What the exercise asks =
Return every line of the material exactly.

Records shown =
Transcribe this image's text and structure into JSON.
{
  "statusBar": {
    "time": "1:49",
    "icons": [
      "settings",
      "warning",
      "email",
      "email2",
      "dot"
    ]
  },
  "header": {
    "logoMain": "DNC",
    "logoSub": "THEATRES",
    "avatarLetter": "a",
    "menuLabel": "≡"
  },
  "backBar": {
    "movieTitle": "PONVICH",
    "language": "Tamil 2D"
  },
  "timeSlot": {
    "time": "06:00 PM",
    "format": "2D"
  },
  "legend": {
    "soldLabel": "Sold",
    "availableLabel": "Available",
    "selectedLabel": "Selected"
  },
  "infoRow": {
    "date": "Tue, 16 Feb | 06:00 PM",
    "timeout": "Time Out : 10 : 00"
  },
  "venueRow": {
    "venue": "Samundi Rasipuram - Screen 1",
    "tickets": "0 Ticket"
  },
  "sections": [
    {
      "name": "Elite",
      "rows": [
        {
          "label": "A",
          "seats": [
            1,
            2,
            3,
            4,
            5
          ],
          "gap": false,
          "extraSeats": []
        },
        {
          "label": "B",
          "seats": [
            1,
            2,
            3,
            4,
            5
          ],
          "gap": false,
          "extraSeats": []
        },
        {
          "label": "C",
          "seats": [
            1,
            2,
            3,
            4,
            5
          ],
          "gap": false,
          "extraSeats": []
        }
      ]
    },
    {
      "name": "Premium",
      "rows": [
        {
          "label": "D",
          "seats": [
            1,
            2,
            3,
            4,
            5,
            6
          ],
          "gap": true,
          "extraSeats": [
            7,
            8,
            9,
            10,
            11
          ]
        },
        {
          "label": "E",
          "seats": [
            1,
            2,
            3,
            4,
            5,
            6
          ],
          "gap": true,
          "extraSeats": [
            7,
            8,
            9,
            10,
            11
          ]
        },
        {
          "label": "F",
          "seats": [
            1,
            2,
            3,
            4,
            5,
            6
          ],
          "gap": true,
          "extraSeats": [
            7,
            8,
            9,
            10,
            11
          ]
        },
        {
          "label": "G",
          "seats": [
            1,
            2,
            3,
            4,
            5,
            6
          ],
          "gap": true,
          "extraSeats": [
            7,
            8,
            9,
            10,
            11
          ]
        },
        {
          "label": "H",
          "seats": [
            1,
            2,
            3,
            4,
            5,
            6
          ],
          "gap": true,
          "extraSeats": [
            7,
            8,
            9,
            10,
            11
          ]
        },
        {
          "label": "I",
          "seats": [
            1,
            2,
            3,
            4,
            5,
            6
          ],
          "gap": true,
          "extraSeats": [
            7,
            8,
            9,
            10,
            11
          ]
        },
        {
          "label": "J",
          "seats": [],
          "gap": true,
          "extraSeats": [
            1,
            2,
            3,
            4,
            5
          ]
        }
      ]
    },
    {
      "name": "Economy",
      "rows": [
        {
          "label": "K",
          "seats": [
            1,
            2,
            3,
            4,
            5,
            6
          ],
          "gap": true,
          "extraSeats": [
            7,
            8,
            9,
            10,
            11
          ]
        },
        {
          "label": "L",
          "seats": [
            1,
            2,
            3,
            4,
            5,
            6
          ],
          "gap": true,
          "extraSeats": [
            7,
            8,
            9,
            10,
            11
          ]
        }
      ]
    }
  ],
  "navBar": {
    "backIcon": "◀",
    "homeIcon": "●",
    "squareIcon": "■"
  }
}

Final answer =
Transcribe this image's text and structure into JSON.
{
  "statusBar": {
    "time": "1:49",
    "icons": [
      "settings",
      "warning",
      "email",
      "email2",
      "dot"
    ]
  },
  "header": {
    "logoMain": "DNC",
    "logoSub": "THEATRES",
    "avatarLetter": "a",
    "menuLabel": "≡"
  },
  "backBar": {
    "movieTitle": "PONVICH",
    "language": "Tamil 2D"
  },
  "timeSlot": {
    "time": "06:00 PM",
    "format": "2D"
  },
  "legend": {
    "soldLabel": "Sold",
    "availableLabel": "Available",
    "selectedLabel": "Selected"
  },
  "infoRow": {
    "date": "Tue, 16 Feb | 06:00 PM",
    "timeout": "Time Out : 10 : 00"
  },
  "venueRow": {
    "venue": "Samundi Rasipuram - Screen 1",
    "tickets": "0 Ticket"
  },
  "sections": [
    {
      "name": "Elite",
      "rows": [
        {
          "label": "A",
          "seats": [
            1,
            2,
            3,
            4,
            5
          ],
          "gap": false,
          "extraSeats": []
        },
        {
          "label": "B",
          "seats": [
            1,
            2,
            3,
            4,
            5
          ],
          "gap": false,
          "extraSeats": []
        },
        {
          "label": "C",
          "seats": [
            1,
            2,
            3,
            4,
            5
          ],
          "gap": false,
          "extraSeats": []
        }
      ]
    },
    {
      "name": "Premium",
      "rows": [
        {
          "label": "D",
          "seats": [
            1,
            2,
            3,
            4,
            5,
            6
          ],
          "gap": true,
          "extraSeats": [
            7,
            8,
            9,
            10,
            11
          ]
        },
        {
          "label": "E",
          "seats": [
            1,
            2,
            3,
            4,
            5,
            6
          ],
          "gap": true,
          "extraSeats": [
            7,
            8,
            9,
            10,
            11
          ]
        },
        {
          "label": "F",
          "seats": [
            1,
            2,
            3,
            4,
            5,
            6
          ],
          "gap": true,
          "extraSeats": [
            7,
            8,
            9,
            10,
            11
          ]
        },
        {
          "label": "G",
          "seats": [
            1,
            2,
            3,
            4,
            5,
            6
          ],
          "gap": true,
          "extraSeats": [
            7,
            8,
            9,
            10,
            11
          ]
        },
        {
          "label": "H",
          "seats": [
            1,
            2,
            3,
            4,
            5,
            6
          ],
          "gap": true,
          "extraSeats": [
            7,
            8,
            9,
            10,
            11
          ]
        },
        {
          "label": "I",
          "seats": [
            1,
            2,
            3,
            4,
            5,
            6
          ],
          "gap": true,
          "extraSeats": [
            7,
            8,
            9,
            10,
            11
          ]
        },
        {
          "label": "J",
          "seats": [],
          "gap": true,
          "extraSeats": [
            1,
            2,
            3,
            4,
            5
          ]
        }
      ]
    },
    {
      "name": "Economy",
      "rows": [
        {
          "label": "K",
          "seats": [
            1,
            2,
            3,
            4,
            5,
            6
          ],
          "gap": true,
          "extraSeats": [
            7,
            8,
            9,
            10,
            11
          ]
        },
        {
          "label": "L",
          "seats": [
            1,
            2,
            3,
            4,
            5,
            6
          ],
          "gap": true,
          "extraSeats": [
            7,
            8,
            9,
            10,
            11
          ]
        }
      ]
    }
  ],
  "navBar": {
    "backIcon": "◀",
    "homeIcon": "●",
    "squareIcon": "■"
  }
}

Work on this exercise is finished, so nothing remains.